Excerpts from a layout annotation set
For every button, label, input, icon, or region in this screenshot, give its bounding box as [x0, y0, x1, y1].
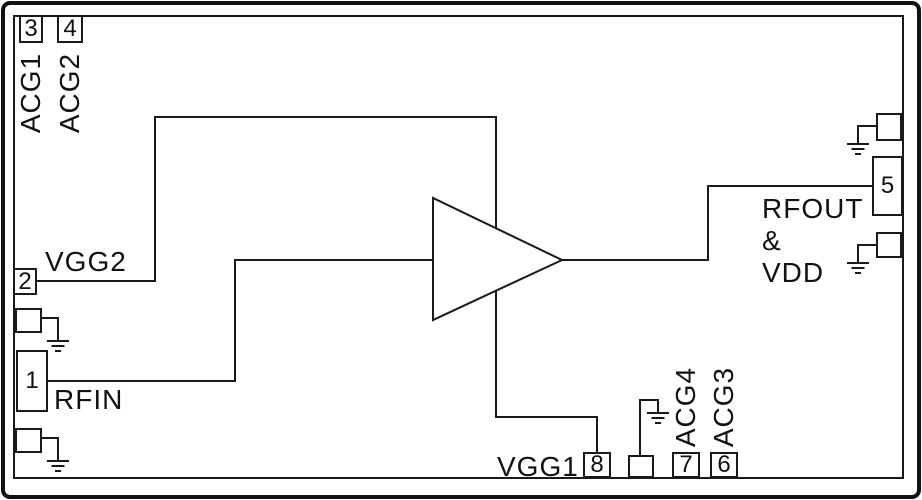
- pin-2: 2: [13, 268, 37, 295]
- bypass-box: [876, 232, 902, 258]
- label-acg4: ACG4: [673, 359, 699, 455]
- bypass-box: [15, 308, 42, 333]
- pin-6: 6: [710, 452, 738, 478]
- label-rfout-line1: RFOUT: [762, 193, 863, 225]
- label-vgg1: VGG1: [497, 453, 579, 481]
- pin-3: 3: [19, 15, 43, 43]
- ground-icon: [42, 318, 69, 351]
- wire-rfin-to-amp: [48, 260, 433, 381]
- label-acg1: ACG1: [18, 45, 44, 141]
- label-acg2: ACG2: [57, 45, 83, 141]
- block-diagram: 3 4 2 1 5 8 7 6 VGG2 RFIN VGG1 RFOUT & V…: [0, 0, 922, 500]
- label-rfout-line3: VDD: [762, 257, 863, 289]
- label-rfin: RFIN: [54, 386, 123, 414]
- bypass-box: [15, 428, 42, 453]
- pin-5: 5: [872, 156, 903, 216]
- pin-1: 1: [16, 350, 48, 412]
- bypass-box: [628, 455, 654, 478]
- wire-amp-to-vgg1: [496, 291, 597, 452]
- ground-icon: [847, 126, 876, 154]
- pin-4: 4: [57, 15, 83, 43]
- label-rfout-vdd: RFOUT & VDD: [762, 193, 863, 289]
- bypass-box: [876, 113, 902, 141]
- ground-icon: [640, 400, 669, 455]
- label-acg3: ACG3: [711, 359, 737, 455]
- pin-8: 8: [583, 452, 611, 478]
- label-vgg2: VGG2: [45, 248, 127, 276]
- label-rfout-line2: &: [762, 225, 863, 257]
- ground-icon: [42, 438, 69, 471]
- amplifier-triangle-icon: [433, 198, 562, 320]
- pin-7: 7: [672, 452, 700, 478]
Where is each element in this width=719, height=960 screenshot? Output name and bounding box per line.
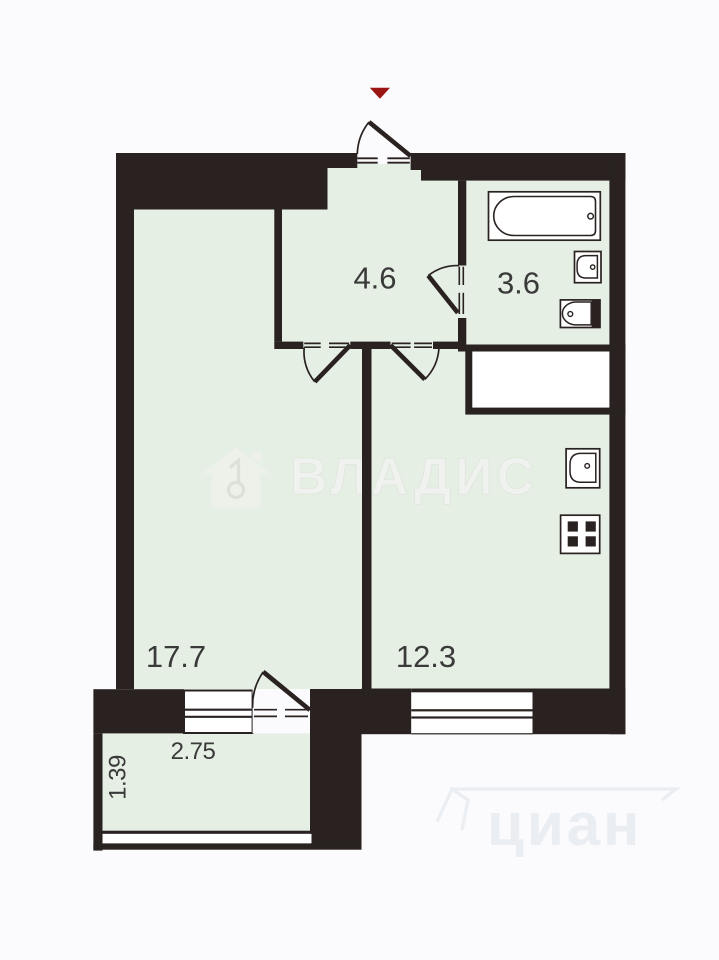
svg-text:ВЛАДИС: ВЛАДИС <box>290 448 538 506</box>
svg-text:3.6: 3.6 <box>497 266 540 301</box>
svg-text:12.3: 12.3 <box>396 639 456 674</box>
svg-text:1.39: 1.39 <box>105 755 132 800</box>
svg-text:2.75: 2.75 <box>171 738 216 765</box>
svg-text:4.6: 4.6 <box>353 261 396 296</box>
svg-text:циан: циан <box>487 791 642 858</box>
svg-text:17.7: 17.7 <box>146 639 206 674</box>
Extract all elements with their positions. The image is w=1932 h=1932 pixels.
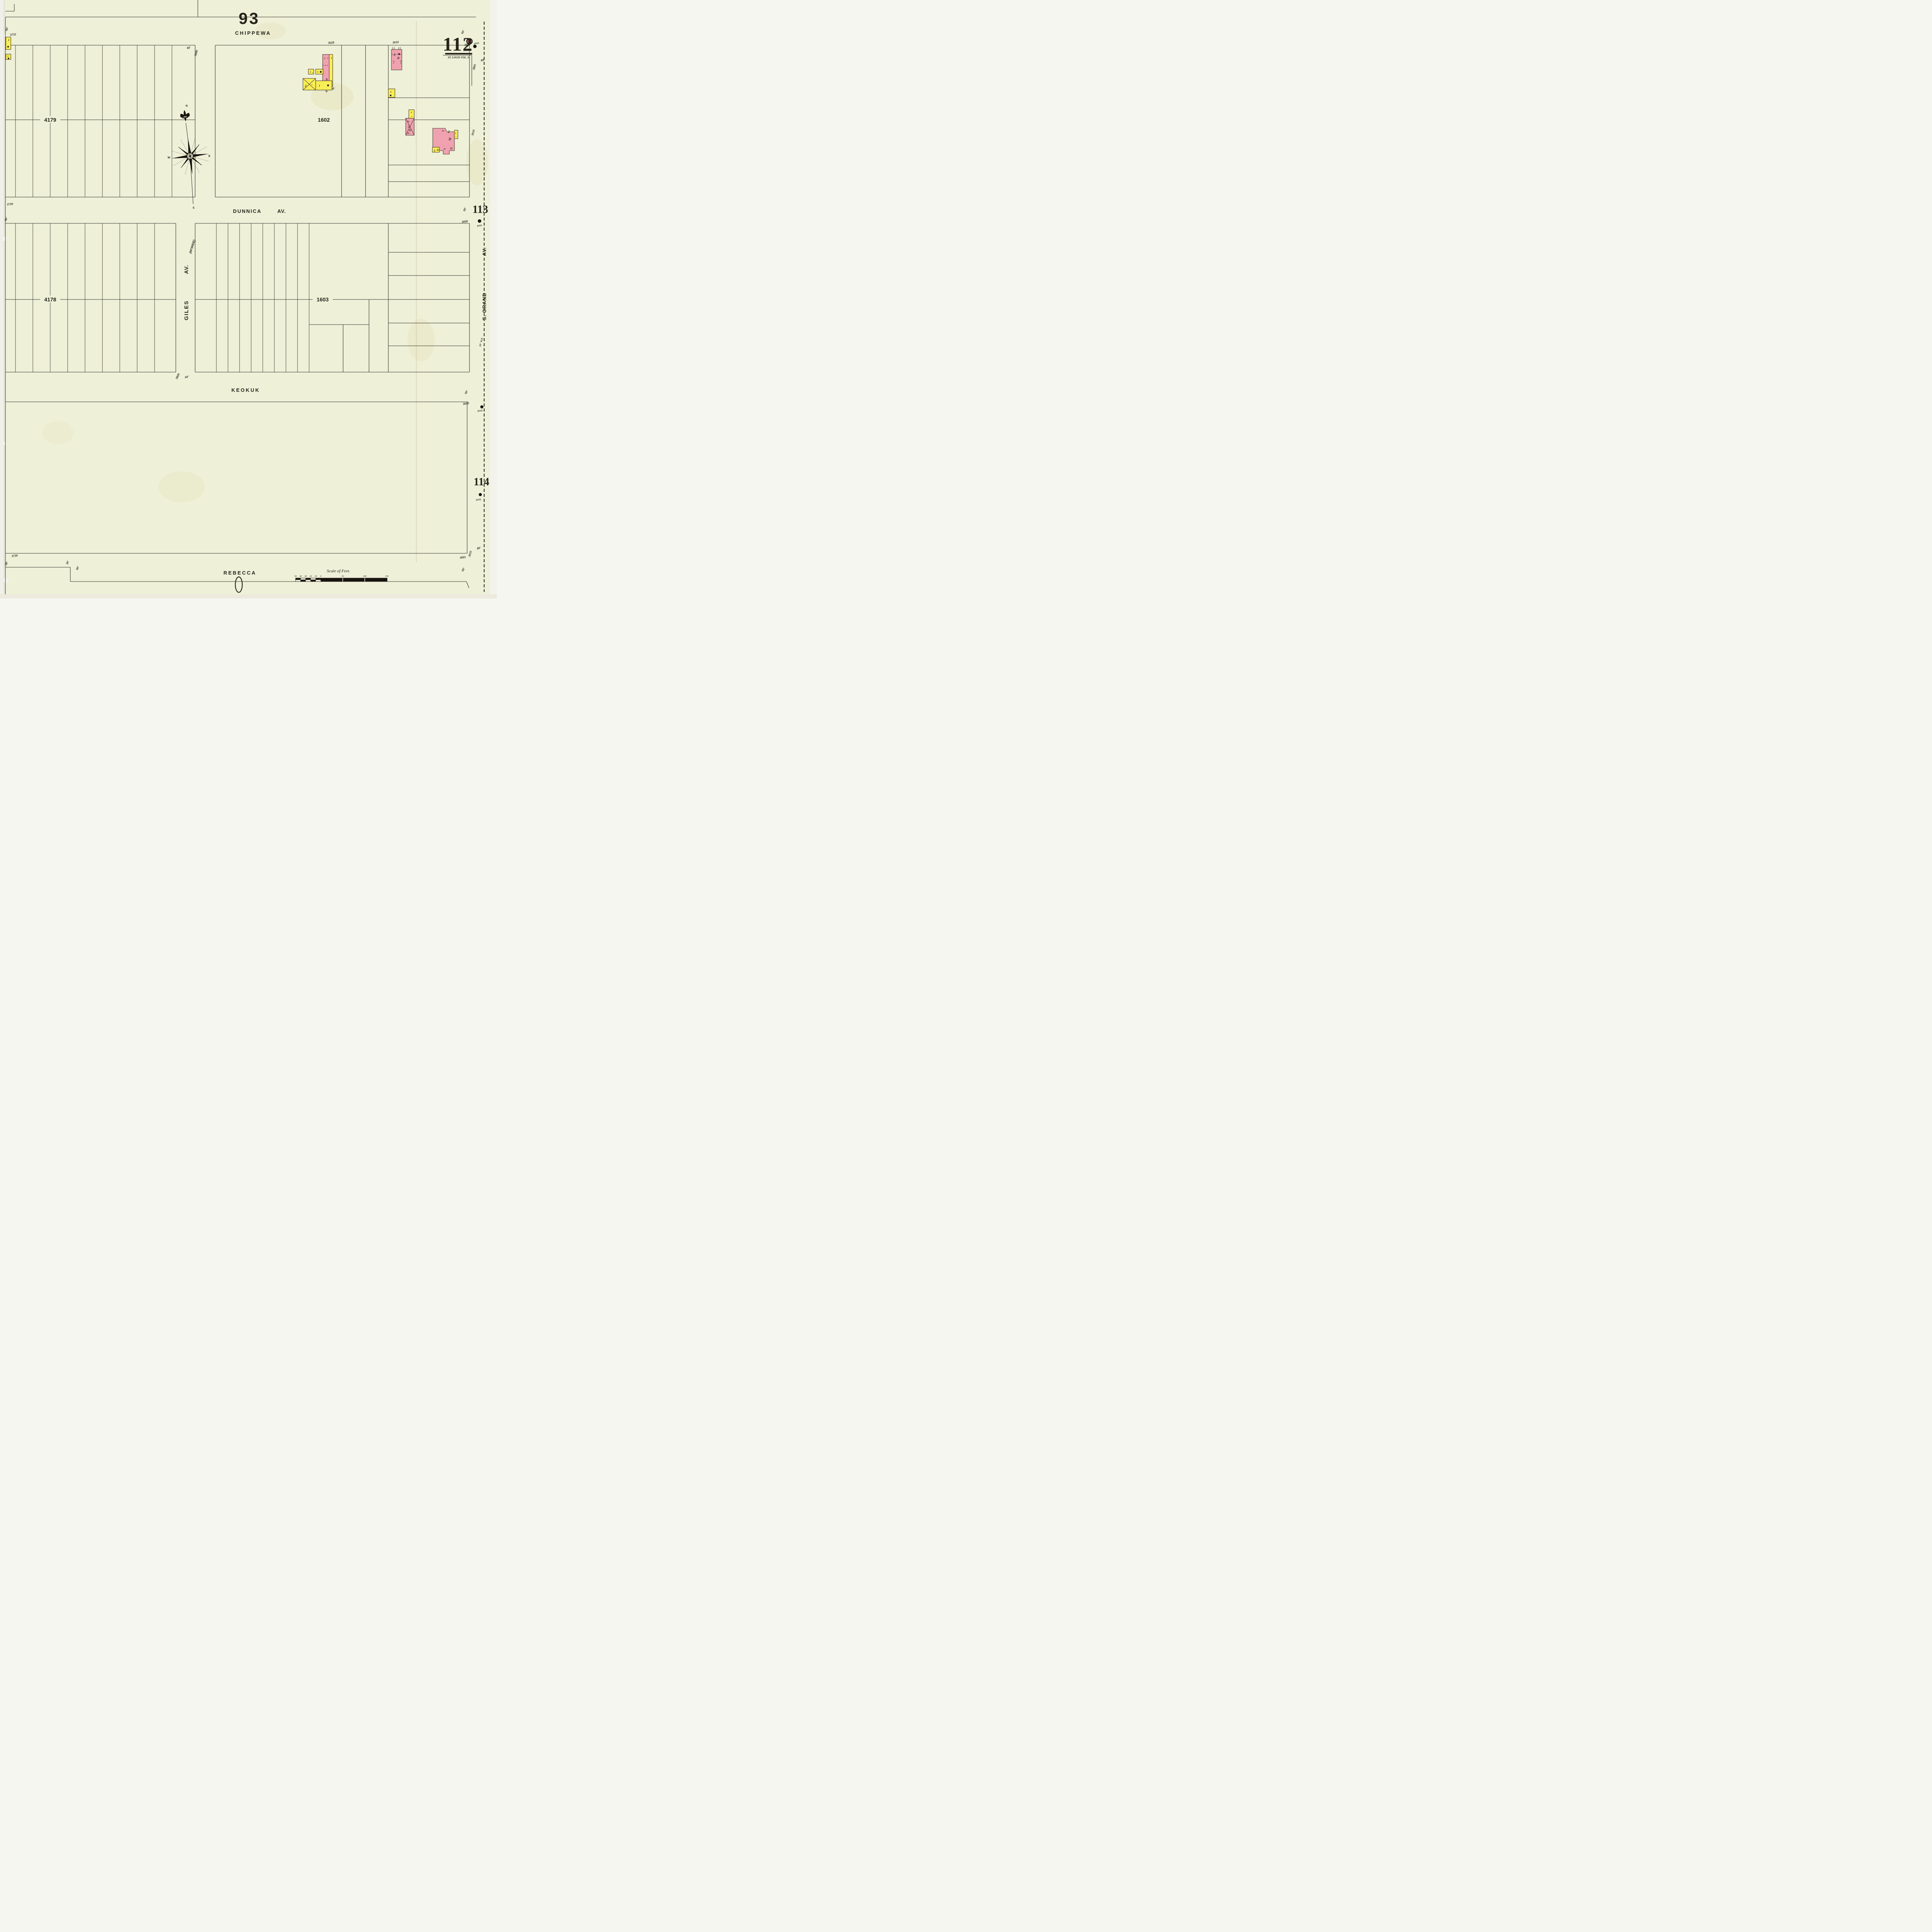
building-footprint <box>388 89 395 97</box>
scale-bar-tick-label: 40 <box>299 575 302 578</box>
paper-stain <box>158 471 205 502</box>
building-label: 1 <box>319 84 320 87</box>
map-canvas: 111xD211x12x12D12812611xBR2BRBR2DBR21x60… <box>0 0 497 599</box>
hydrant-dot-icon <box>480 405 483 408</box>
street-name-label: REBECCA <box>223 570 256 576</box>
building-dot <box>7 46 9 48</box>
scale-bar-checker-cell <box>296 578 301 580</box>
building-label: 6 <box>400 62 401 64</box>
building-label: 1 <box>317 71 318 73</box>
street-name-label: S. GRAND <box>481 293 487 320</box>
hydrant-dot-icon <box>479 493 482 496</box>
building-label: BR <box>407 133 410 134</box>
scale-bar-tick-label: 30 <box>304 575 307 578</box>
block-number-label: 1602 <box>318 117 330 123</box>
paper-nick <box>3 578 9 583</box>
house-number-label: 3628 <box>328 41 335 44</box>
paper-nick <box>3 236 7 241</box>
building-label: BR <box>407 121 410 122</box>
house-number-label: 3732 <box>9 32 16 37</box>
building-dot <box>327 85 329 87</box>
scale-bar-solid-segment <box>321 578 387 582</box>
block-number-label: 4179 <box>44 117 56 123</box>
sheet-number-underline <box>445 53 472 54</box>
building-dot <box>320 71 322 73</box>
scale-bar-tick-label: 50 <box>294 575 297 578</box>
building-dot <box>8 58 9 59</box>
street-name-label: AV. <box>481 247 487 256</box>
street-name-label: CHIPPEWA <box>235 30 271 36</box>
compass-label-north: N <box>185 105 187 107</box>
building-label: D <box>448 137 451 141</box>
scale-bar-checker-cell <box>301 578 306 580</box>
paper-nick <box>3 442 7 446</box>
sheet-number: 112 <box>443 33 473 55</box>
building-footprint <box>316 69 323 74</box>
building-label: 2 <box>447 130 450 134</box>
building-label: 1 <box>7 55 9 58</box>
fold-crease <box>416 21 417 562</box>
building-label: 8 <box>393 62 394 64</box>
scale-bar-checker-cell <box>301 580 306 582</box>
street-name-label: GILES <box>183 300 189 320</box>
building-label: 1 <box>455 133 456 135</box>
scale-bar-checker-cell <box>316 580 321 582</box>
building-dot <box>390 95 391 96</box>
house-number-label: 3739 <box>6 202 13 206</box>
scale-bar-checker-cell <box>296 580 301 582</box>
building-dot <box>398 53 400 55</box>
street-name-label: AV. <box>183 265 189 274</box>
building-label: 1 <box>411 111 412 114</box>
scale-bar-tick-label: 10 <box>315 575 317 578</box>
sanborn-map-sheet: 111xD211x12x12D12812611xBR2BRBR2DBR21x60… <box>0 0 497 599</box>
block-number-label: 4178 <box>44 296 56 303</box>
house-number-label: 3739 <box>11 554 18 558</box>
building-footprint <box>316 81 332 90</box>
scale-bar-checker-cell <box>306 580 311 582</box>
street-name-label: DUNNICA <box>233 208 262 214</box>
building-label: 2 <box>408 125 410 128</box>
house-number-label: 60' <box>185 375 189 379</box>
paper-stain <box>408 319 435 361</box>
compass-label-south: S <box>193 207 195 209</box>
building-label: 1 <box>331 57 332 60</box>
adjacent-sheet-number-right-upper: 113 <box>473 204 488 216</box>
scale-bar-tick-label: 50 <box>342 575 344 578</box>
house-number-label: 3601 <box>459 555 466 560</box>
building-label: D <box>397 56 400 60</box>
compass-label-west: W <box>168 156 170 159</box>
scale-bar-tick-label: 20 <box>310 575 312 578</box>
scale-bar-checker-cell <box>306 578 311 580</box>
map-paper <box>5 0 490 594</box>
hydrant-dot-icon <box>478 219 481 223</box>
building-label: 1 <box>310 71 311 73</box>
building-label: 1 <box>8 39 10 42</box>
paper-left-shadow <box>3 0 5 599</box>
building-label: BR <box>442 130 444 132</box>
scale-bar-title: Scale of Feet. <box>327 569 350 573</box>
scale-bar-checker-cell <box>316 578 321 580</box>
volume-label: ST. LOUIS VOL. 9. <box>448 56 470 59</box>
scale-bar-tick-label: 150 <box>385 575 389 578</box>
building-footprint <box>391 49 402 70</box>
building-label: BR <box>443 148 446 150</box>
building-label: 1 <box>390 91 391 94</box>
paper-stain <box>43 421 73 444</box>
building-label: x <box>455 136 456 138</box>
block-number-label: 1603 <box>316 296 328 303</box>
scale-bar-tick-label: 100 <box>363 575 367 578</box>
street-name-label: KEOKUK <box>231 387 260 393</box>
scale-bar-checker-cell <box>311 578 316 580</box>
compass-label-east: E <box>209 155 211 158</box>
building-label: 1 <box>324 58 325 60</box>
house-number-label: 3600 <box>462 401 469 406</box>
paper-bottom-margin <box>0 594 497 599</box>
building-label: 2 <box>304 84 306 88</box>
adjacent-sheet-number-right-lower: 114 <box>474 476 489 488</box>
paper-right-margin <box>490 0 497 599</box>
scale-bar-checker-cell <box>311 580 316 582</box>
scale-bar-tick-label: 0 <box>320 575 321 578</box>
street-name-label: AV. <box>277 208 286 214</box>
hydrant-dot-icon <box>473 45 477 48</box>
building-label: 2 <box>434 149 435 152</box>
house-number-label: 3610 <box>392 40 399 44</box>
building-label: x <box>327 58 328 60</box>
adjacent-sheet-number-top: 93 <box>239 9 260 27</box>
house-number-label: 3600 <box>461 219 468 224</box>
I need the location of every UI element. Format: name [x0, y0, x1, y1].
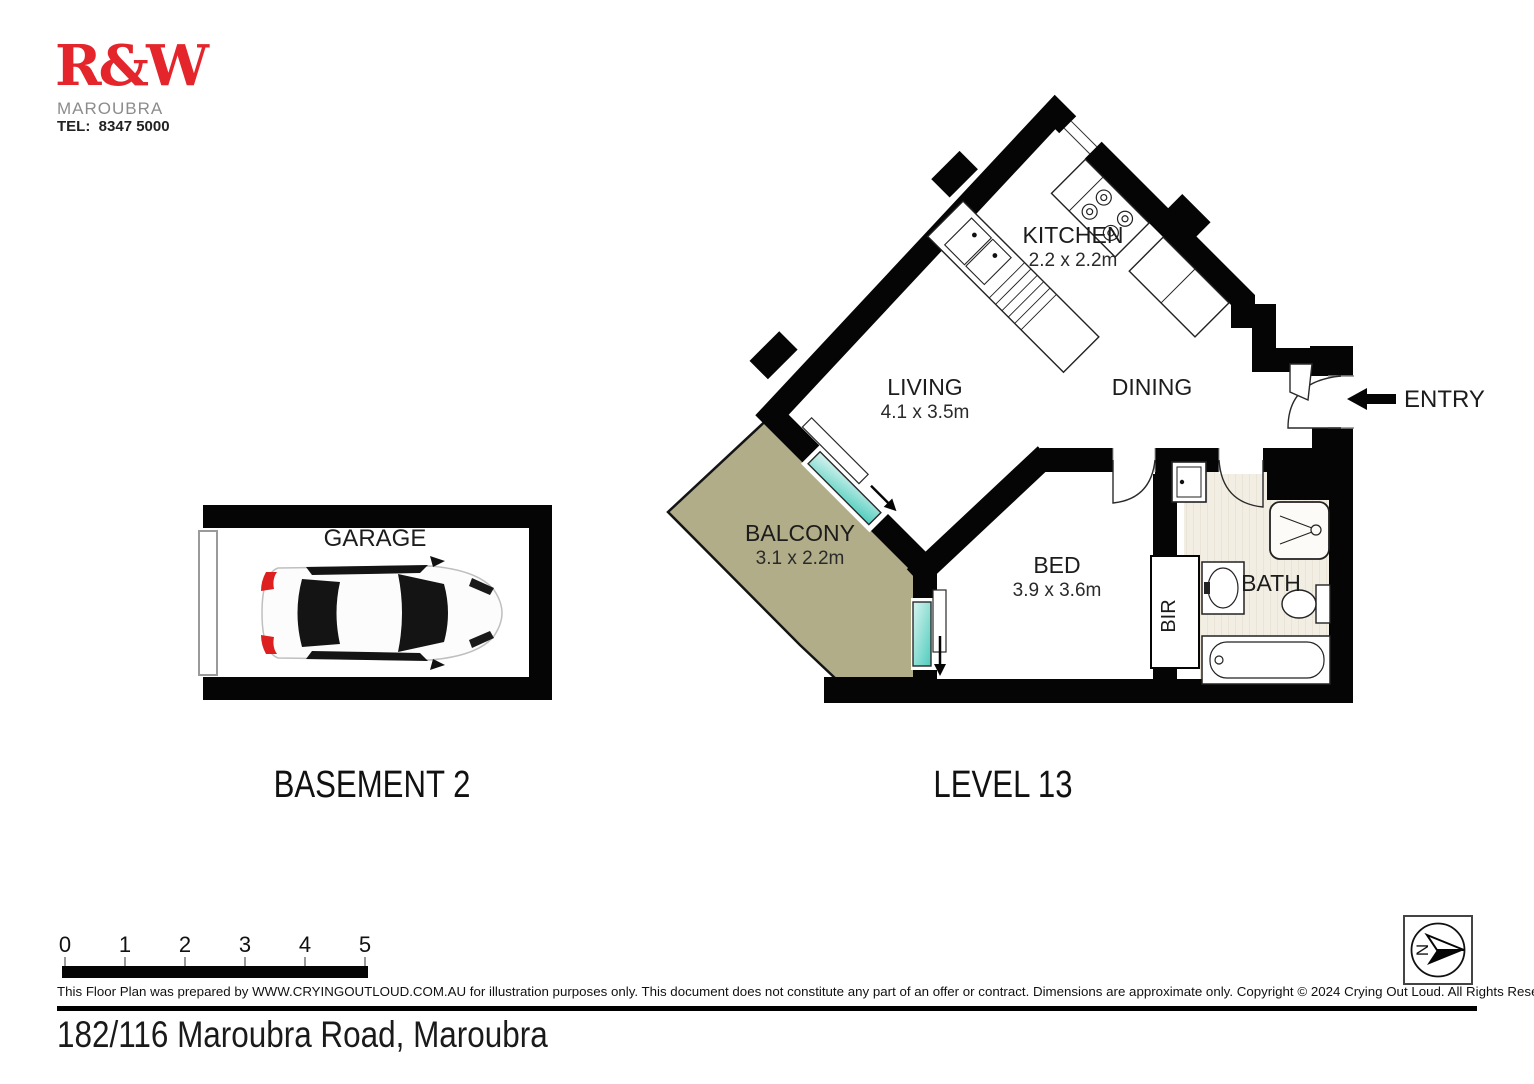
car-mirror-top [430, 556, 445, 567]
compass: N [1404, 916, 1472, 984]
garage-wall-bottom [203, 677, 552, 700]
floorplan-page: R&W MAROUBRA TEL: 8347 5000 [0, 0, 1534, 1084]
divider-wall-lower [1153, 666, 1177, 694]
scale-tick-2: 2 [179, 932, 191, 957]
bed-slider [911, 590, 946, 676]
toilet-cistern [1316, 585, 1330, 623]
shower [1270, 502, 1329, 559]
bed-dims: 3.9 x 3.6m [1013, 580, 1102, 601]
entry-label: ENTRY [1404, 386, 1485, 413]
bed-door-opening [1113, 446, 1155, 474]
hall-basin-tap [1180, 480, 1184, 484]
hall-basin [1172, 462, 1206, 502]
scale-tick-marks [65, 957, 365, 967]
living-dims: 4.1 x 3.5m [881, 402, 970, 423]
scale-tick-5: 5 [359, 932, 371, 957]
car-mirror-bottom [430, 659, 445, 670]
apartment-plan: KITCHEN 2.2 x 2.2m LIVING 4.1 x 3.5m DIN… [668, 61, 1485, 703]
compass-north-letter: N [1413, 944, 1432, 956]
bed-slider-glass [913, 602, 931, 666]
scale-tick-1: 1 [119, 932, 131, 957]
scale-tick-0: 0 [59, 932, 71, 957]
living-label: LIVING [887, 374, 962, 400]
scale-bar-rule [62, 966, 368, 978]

### [WHAT THIS TASK INVOLVES]
Put the lines from the one containing "building-footprint <box>388 89 395 97</box>" through the one containing "scale-bar-solid-segment <box>321 578", both included, into a numbered list, leaving out any blank lines.

### [ANSWER TO THIS TASK]
1. building-footprint <box>388 89 395 97</box>
2. scale-bar-tick-label: 40 <box>299 575 302 578</box>
3. paper-stain <box>158 471 205 502</box>
4. building-label: 1 <box>319 84 320 87</box>
5. map-canvas: 111xD211x12x12D12812611xBR2BRBR2DBR21x60… <box>0 0 497 599</box>
6. hydrant-dot-icon <box>480 405 483 408</box>
7. street-name-label: REBECCA <box>223 570 256 576</box>
8. building-dot <box>7 46 9 48</box>
9. scale-bar-checker-cell <box>296 578 301 580</box>
10. building-label: 6 <box>400 62 401 64</box>
11. building-label: 1 <box>317 71 318 73</box>
12. street-name-label: S. GRAND <box>481 293 487 320</box>
13. hydrant-dot-icon <box>479 493 482 496</box>
14. building-label: BR <box>407 133 410 134</box>
15. scale-bar-tick-label: 30 <box>304 575 307 578</box>
16. block-number-label: 1602 <box>318 117 330 123</box>
17. paper-nick <box>3 578 9 583</box>
18. house-number-label: 3628 <box>328 41 335 44</box>
19. paper-nick <box>3 236 7 241</box>
20. building-label: BR <box>407 121 410 122</box>
21. house-number-label: 3732 <box>9 32 16 37</box>
22. building-dot <box>327 85 329 87</box>
23. scale-bar-solid-segment <box>321 578 387 582</box>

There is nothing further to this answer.